> **Aim of the exercise**
Without including any pictures, copy each entry below exactly.

> **Record excerpts**
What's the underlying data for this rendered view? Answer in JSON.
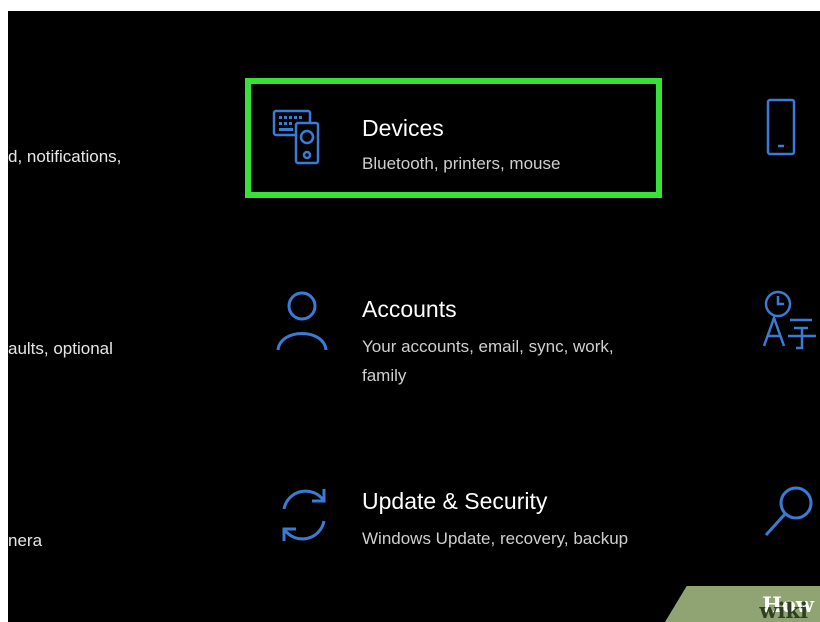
{
  "left_column": [
    {
      "text": "d, notifications,"
    },
    {
      "text": "aults, optional"
    },
    {
      "text": "nera"
    }
  ],
  "tiles": [
    {
      "icon": "devices-icon",
      "title": "Devices",
      "subtitle": "Bluetooth, printers, mouse",
      "highlighted": true
    },
    {
      "icon": "accounts-person-icon",
      "title": "Accounts",
      "subtitle": "Your accounts, email, sync, work, family",
      "highlighted": false
    },
    {
      "icon": "update-sync-icon",
      "title": "Update & Security",
      "subtitle": "Windows Update, recovery, backup",
      "highlighted": false
    }
  ],
  "right_column_icons": [
    "phone-icon",
    "time-language-icon",
    "search-icon"
  ],
  "watermark": {
    "part1": "wiki",
    "part2": "How"
  },
  "colors": {
    "background": "#000000",
    "accent_icon": "#3a7bd5",
    "highlight_border": "#37e13a",
    "title_text": "#ffffff",
    "subtitle_text": "#cfcfcf"
  }
}
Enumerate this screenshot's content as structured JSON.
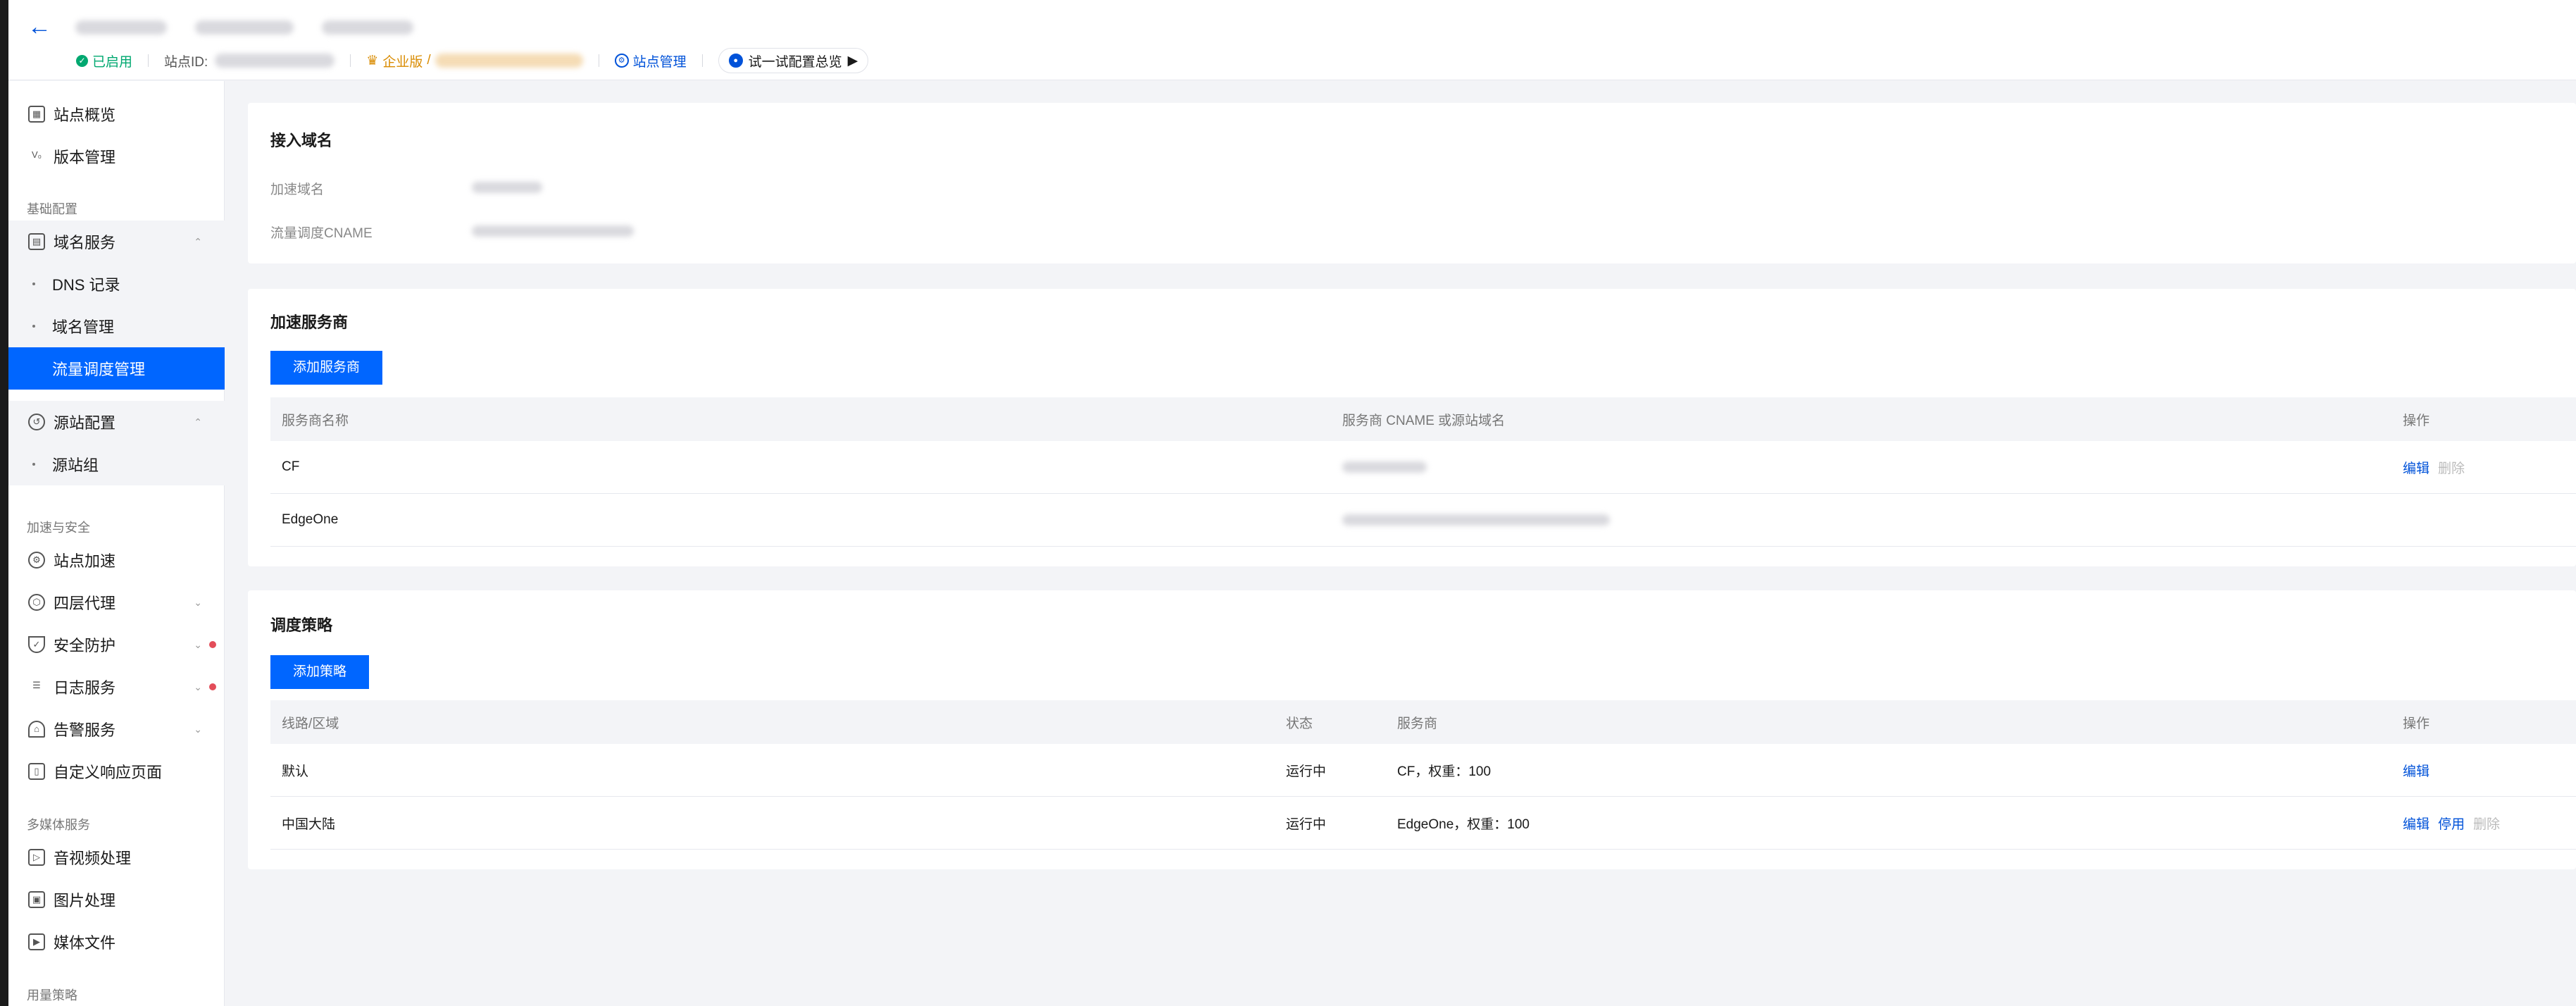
{
  "topbar": {
    "status": "已启用",
    "site_id_label": "站点ID:",
    "edition": "企业版",
    "edition_sep": "/",
    "site_manage": "站点管理",
    "try_config": "试一试配置总览"
  },
  "sidebar": {
    "overview": "站点概览",
    "version": "版本管理",
    "group_basic": "基础配置",
    "domain_service": "域名服务",
    "dns_record": "DNS 记录",
    "domain_manage": "域名管理",
    "traffic_manage": "流量调度管理",
    "origin_config": "源站配置",
    "origin_group": "源站组",
    "group_accel": "加速与安全",
    "site_accel": "站点加速",
    "l4_proxy": "四层代理",
    "security": "安全防护",
    "log_service": "日志服务",
    "alarm_service": "告警服务",
    "custom_page": "自定义响应页面",
    "group_media": "多媒体服务",
    "av_process": "音视频处理",
    "image_process": "图片处理",
    "media_file": "媒体文件",
    "group_usage": "用量策略"
  },
  "access_domain": {
    "title": "接入域名",
    "accel_domain_label": "加速域名",
    "cname_label": "流量调度CNAME"
  },
  "providers": {
    "title": "加速服务商",
    "add_button": "添加服务商",
    "columns": [
      "服务商名称",
      "服务商 CNAME 或源站域名",
      "操作"
    ],
    "rows": [
      {
        "name": "CF",
        "edit": "编辑",
        "delete": "删除"
      },
      {
        "name": "EdgeOne"
      }
    ]
  },
  "strategy": {
    "title": "调度策略",
    "add_button": "添加策略",
    "columns": [
      "线路/区域",
      "状态",
      "服务商",
      "操作"
    ],
    "rows": [
      {
        "region": "默认",
        "status": "运行中",
        "provider": "CF，权重：100",
        "edit": "编辑"
      },
      {
        "region": "中国大陆",
        "status": "运行中",
        "provider": "EdgeOne，权重：100",
        "edit": "编辑",
        "disable": "停用",
        "delete": "删除"
      }
    ]
  }
}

> **Written answer**
What's the underlying data for this rendered view? Answer in JSON.
{
  "left_column": [
    {
      "text": "d, notifications,"
    },
    {
      "text": "aults, optional"
    },
    {
      "text": "nera"
    }
  ],
  "tiles": [
    {
      "icon": "devices-icon",
      "title": "Devices",
      "subtitle": "Bluetooth, printers, mouse",
      "highlighted": true
    },
    {
      "icon": "accounts-person-icon",
      "title": "Accounts",
      "subtitle": "Your accounts, email, sync, work, family",
      "highlighted": false
    },
    {
      "icon": "update-sync-icon",
      "title": "Update & Security",
      "subtitle": "Windows Update, recovery, backup",
      "highlighted": false
    }
  ],
  "right_column_icons": [
    "phone-icon",
    "time-language-icon",
    "search-icon"
  ],
  "watermark": {
    "part1": "wiki",
    "part2": "How"
  },
  "colors": {
    "background": "#000000",
    "accent_icon": "#3a7bd5",
    "highlight_border": "#37e13a",
    "title_text": "#ffffff",
    "subtitle_text": "#cfcfcf"
  }
}
Enumerate this screenshot's content as structured JSON.
{
  "topbar": {
    "status": "已启用",
    "site_id_label": "站点ID:",
    "edition": "企业版",
    "edition_sep": "/",
    "site_manage": "站点管理",
    "try_config": "试一试配置总览"
  },
  "sidebar": {
    "overview": "站点概览",
    "version": "版本管理",
    "group_basic": "基础配置",
    "domain_service": "域名服务",
    "dns_record": "DNS 记录",
    "domain_manage": "域名管理",
    "traffic_manage": "流量调度管理",
    "origin_config": "源站配置",
    "origin_group": "源站组",
    "group_accel": "加速与安全",
    "site_accel": "站点加速",
    "l4_proxy": "四层代理",
    "security": "安全防护",
    "log_service": "日志服务",
    "alarm_service": "告警服务",
    "custom_page": "自定义响应页面",
    "group_media": "多媒体服务",
    "av_process": "音视频处理",
    "image_process": "图片处理",
    "media_file": "媒体文件",
    "group_usage": "用量策略"
  },
  "access_domain": {
    "title": "接入域名",
    "accel_domain_label": "加速域名",
    "cname_label": "流量调度CNAME"
  },
  "providers": {
    "title": "加速服务商",
    "add_button": "添加服务商",
    "columns": [
      "服务商名称",
      "服务商 CNAME 或源站域名",
      "操作"
    ],
    "rows": [
      {
        "name": "CF",
        "edit": "编辑",
        "delete": "删除"
      },
      {
        "name": "EdgeOne"
      }
    ]
  },
  "strategy": {
    "title": "调度策略",
    "add_button": "添加策略",
    "columns": [
      "线路/区域",
      "状态",
      "服务商",
      "操作"
    ],
    "rows": [
      {
        "region": "默认",
        "status": "运行中",
        "provider": "CF，权重：100",
        "edit": "编辑"
      },
      {
        "region": "中国大陆",
        "status": "运行中",
        "provider": "EdgeOne，权重：100",
        "edit": "编辑",
        "disable": "停用",
        "delete": "删除"
      }
    ]
  }
}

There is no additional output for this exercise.